Data listing
******************************
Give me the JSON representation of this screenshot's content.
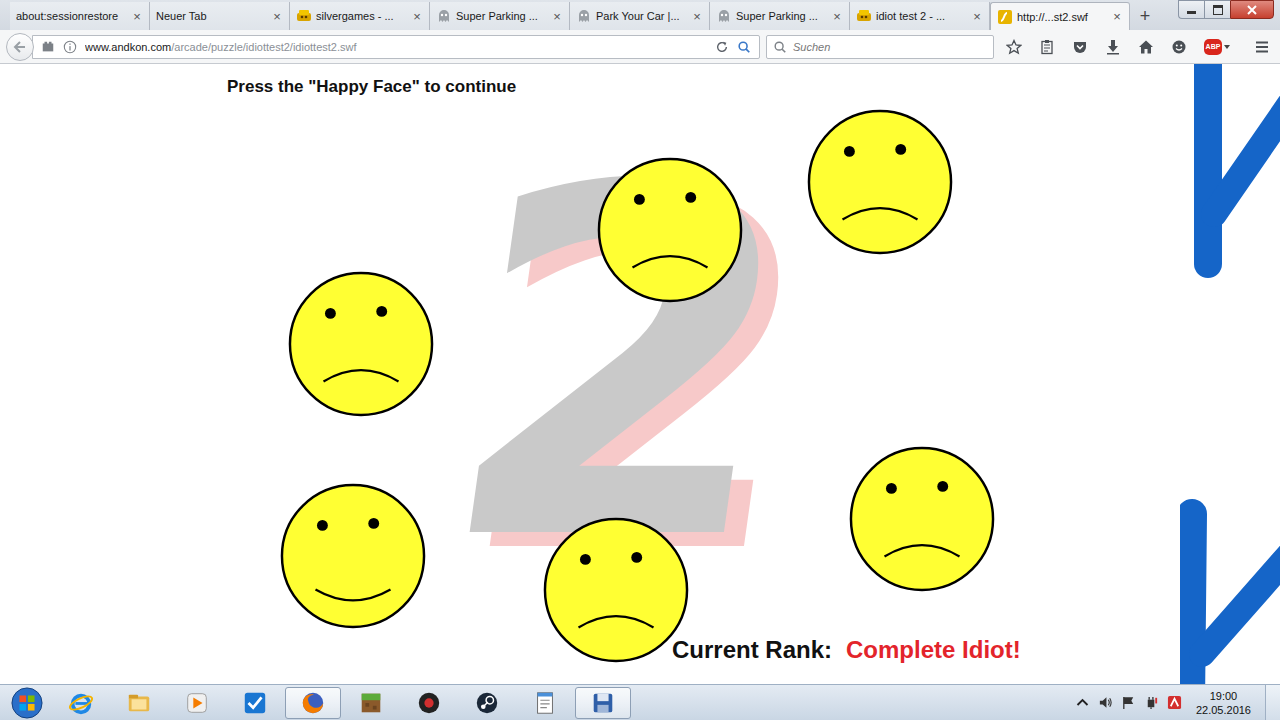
{
  "browser": {
    "tabs": [
      {
        "label": "about:sessionrestore",
        "selected": false,
        "kind": "none"
      },
      {
        "label": "Neuer Tab",
        "selected": false,
        "kind": "none"
      },
      {
        "label": "silvergames - ...",
        "selected": false,
        "kind": "game"
      },
      {
        "label": "Super Parking ...",
        "selected": false,
        "kind": "ghost"
      },
      {
        "label": "Park Your Car |...",
        "selected": false,
        "kind": "ghost"
      },
      {
        "label": "Super Parking ...",
        "selected": false,
        "kind": "ghost"
      },
      {
        "label": "idiot test 2 - ...",
        "selected": false,
        "kind": "game"
      },
      {
        "label": "http://...st2.swf",
        "selected": true,
        "kind": "flash"
      }
    ],
    "tab_close": "×",
    "new_tab": "+",
    "url_host": "www.andkon.com",
    "url_path": "/arcade/puzzle/idiottest2/idiottest2.swf",
    "search_placeholder": "Suchen",
    "abp_label": "ABP"
  },
  "game": {
    "instruction": "Press the \"Happy Face\" to continue",
    "numeral": "2",
    "faces": [
      {
        "happy": false
      },
      {
        "happy": false
      },
      {
        "happy": false
      },
      {
        "happy": true
      },
      {
        "happy": false
      },
      {
        "happy": false
      }
    ],
    "rank_label": "Current Rank:",
    "rank_value": "Complete Idiot!"
  },
  "taskbar": {
    "apps": [
      {
        "kind": "ie",
        "active": false
      },
      {
        "kind": "explorer",
        "active": false
      },
      {
        "kind": "media",
        "active": false
      },
      {
        "kind": "check",
        "active": false
      },
      {
        "kind": "firefox",
        "active": true
      },
      {
        "kind": "minecraft",
        "active": false
      },
      {
        "kind": "record",
        "active": false
      },
      {
        "kind": "steam",
        "active": false
      },
      {
        "kind": "notepad",
        "active": false
      },
      {
        "kind": "save",
        "active": true
      }
    ],
    "time": "19:00",
    "date": "22.05.2016"
  }
}
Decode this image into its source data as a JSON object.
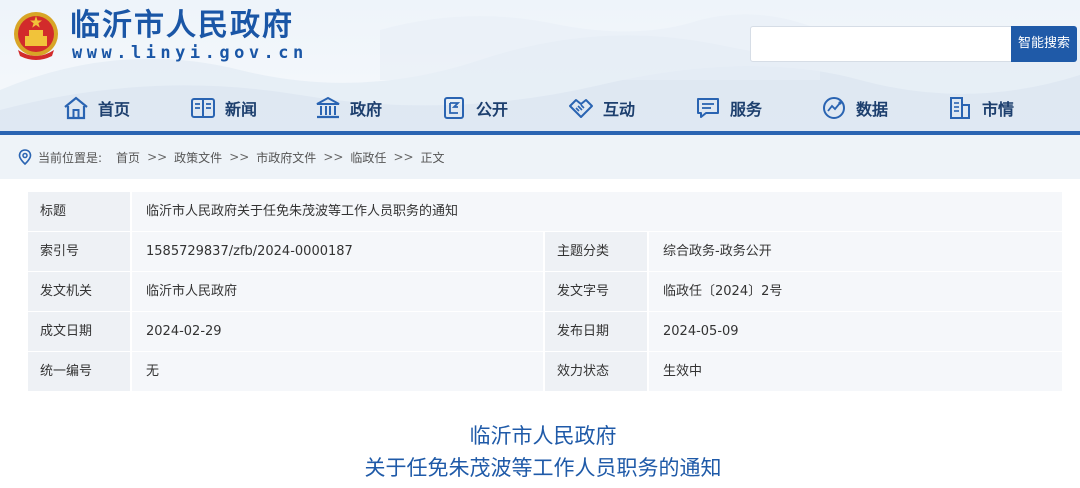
{
  "header": {
    "site_title": "临沂市人民政府",
    "site_url": "www.linyi.gov.cn",
    "search_placeholder": "",
    "search_button": "智能搜索"
  },
  "nav": {
    "items": [
      {
        "label": "首页",
        "icon": "home-icon"
      },
      {
        "label": "新闻",
        "icon": "newspaper-icon"
      },
      {
        "label": "政府",
        "icon": "government-building-icon"
      },
      {
        "label": "公开",
        "icon": "public-notice-icon"
      },
      {
        "label": "互动",
        "icon": "handshake-icon"
      },
      {
        "label": "服务",
        "icon": "service-chat-icon"
      },
      {
        "label": "数据",
        "icon": "data-globe-icon"
      },
      {
        "label": "市情",
        "icon": "city-building-icon"
      }
    ]
  },
  "breadcrumb": {
    "label": "当前位置是:",
    "items": [
      "首页",
      "政策文件",
      "市政府文件",
      "临政任",
      "正文"
    ],
    "separator": ">>"
  },
  "info": {
    "title_key": "标题",
    "title_value": "临沂市人民政府关于任免朱茂波等工作人员职务的通知",
    "rows": [
      {
        "k1": "索引号",
        "v1": "1585729837/zfb/2024-0000187",
        "k2": "主题分类",
        "v2": "综合政务-政务公开"
      },
      {
        "k1": "发文机关",
        "v1": "临沂市人民政府",
        "k2": "发文字号",
        "v2": "临政任〔2024〕2号"
      },
      {
        "k1": "成文日期",
        "v1": "2024-02-29",
        "k2": "发布日期",
        "v2": "2024-05-09"
      },
      {
        "k1": "统一编号",
        "v1": "无",
        "k2": "效力状态",
        "v2": "生效中"
      }
    ]
  },
  "document": {
    "heading_line1": "临沂市人民政府",
    "heading_line2": "关于任免朱茂波等工作人员职务的通知"
  },
  "colors": {
    "brand_blue": "#1f5aa8",
    "nav_text": "#1d3f6e",
    "table_key_bg": "#eef1f5",
    "table_value_bg": "#f5f7fa"
  }
}
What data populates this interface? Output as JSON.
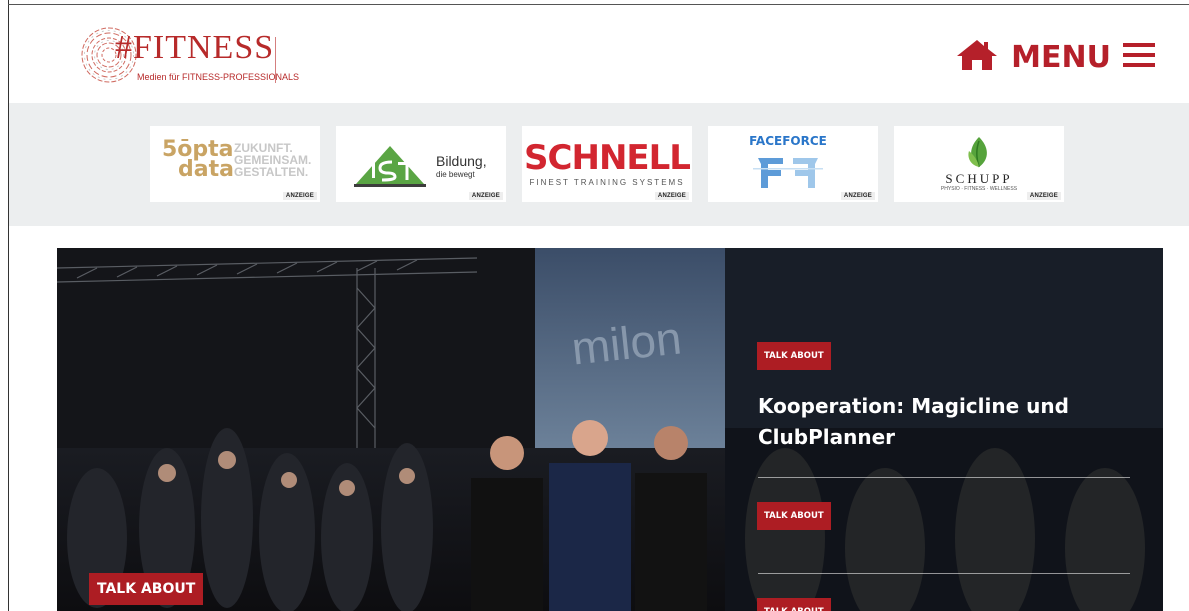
{
  "header": {
    "logo_text": "#FITNESS",
    "logo_tagline": "Medien für FITNESS-PROFESSIONALS",
    "menu_label": "MENU"
  },
  "sponsors": [
    {
      "name": "50 opta data",
      "line1": "5ōpta",
      "line2": "data",
      "slogan": "ZUKUNFT.\nGEMEINSAM.\nGESTALTEN.",
      "badge": "ANZEIGE"
    },
    {
      "name": "IST",
      "text": "Bildung,",
      "subtext": "die bewegt",
      "badge": "ANZEIGE"
    },
    {
      "name": "SCHNELL",
      "brand": "SCHNELL",
      "slogan": "FINEST TRAINING SYSTEMS",
      "badge": "ANZEIGE"
    },
    {
      "name": "FACEFORCE",
      "brand": "FACEFORCE",
      "badge": "ANZEIGE"
    },
    {
      "name": "SCHUPP",
      "brand": "SCHUPP",
      "slogan": "PHYSIO · FITNESS · WELLNESS",
      "badge": "ANZEIGE"
    }
  ],
  "hero": {
    "photo_category": "TALK ABOUT",
    "photo_screen_text": "milon",
    "articles": [
      {
        "category": "TALK ABOUT",
        "title": "Kooperation: Magicline und ClubPlanner"
      },
      {
        "category": "TALK ABOUT"
      },
      {
        "category": "TALK ABOUT"
      }
    ]
  },
  "colors": {
    "brand_red": "#ad1d23",
    "strip_bg": "#eceeef"
  }
}
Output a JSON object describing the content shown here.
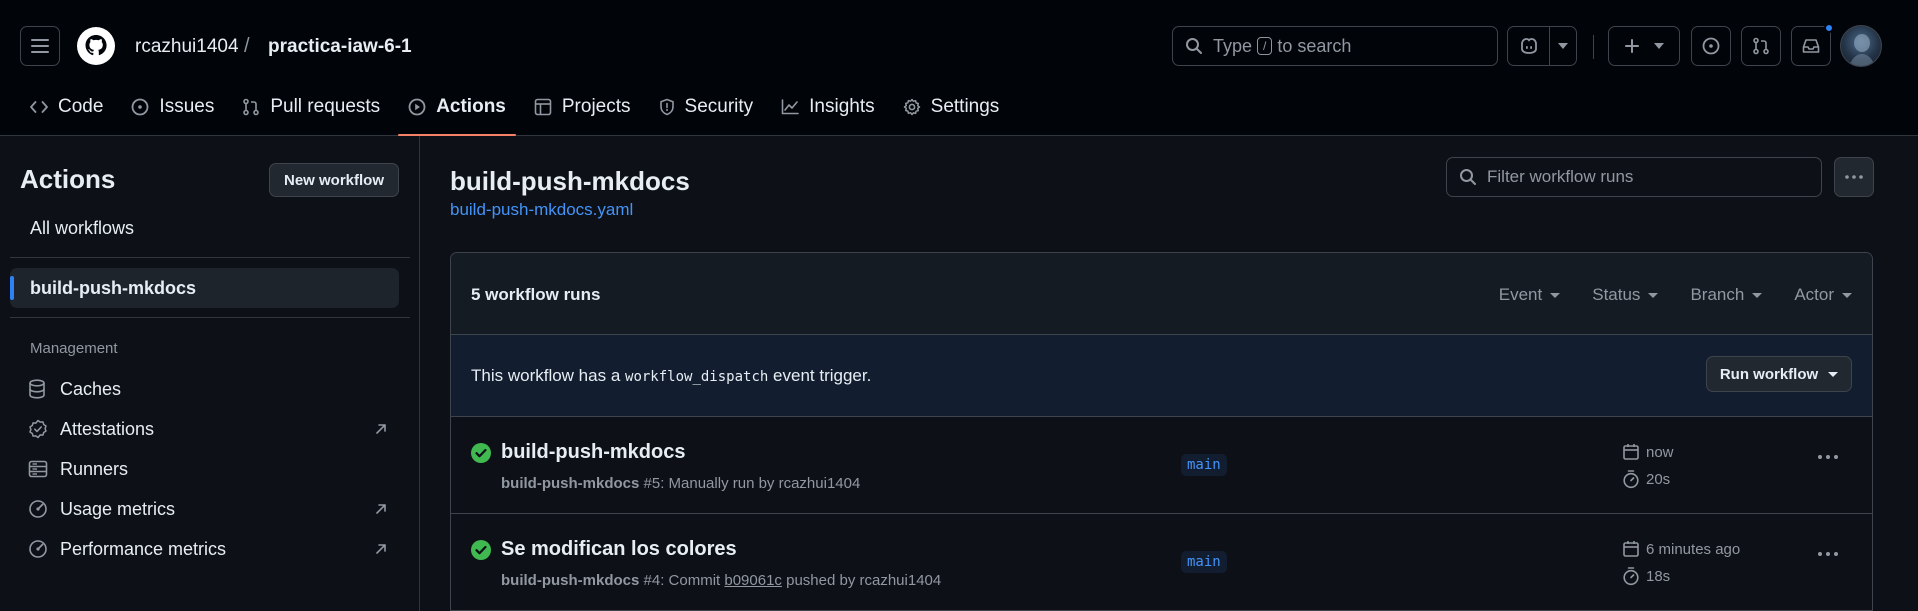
{
  "header": {
    "owner": "rcazhui1404",
    "separator": "/",
    "repo": "practica-iaw-6-1",
    "search": {
      "prefix": "Type",
      "key": "/",
      "suffix": "to search"
    }
  },
  "repo_tabs": [
    {
      "label": "Code",
      "icon": "code-icon"
    },
    {
      "label": "Issues",
      "icon": "issue-opened-icon"
    },
    {
      "label": "Pull requests",
      "icon": "git-pull-request-icon"
    },
    {
      "label": "Actions",
      "icon": "play-icon",
      "active": true
    },
    {
      "label": "Projects",
      "icon": "table-icon"
    },
    {
      "label": "Security",
      "icon": "shield-icon"
    },
    {
      "label": "Insights",
      "icon": "graph-icon"
    },
    {
      "label": "Settings",
      "icon": "gear-icon"
    }
  ],
  "sidebar": {
    "title": "Actions",
    "new_workflow": "New workflow",
    "all_workflows": "All workflows",
    "workflow_item": "build-push-mkdocs",
    "management_heading": "Management",
    "management": [
      {
        "label": "Caches",
        "icon": "database-icon",
        "external": false
      },
      {
        "label": "Attestations",
        "icon": "verified-icon",
        "external": true
      },
      {
        "label": "Runners",
        "icon": "server-icon",
        "external": false
      },
      {
        "label": "Usage metrics",
        "icon": "meter-icon",
        "external": true
      },
      {
        "label": "Performance metrics",
        "icon": "meter-icon",
        "external": true
      }
    ]
  },
  "main": {
    "title": "build-push-mkdocs",
    "file": "build-push-mkdocs.yaml",
    "filter_placeholder": "Filter workflow runs",
    "runs_count": "5 workflow runs",
    "filters": [
      "Event",
      "Status",
      "Branch",
      "Actor"
    ],
    "dispatch": {
      "before": "This workflow has a",
      "code": "workflow_dispatch",
      "after": "event trigger."
    },
    "run_workflow": "Run workflow",
    "runs": [
      {
        "title": "build-push-mkdocs",
        "workflow": "build-push-mkdocs",
        "number": "#5",
        "detail_before": ": Manually run by rcazhui1404",
        "sha": "",
        "detail_after": "",
        "branch": "main",
        "when": "now",
        "duration": "20s",
        "status": "success"
      },
      {
        "title": "Se modifican los colores",
        "workflow": "build-push-mkdocs",
        "number": "#4",
        "detail_before": ": Commit",
        "sha": "b09061c",
        "detail_after": "pushed by rcazhui1404",
        "branch": "main",
        "when": "6 minutes ago",
        "duration": "18s",
        "status": "success"
      }
    ]
  },
  "colors": {
    "accent_blue": "#4493f8",
    "success_green": "#3fb950",
    "active_tab_underline": "#f78166",
    "notification_dot": "#2f81f7"
  }
}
******************************
* TASK DETAILS *
The word "building" appears in how many lines of the records? Give the number only.

* ANSWER BELOW *
2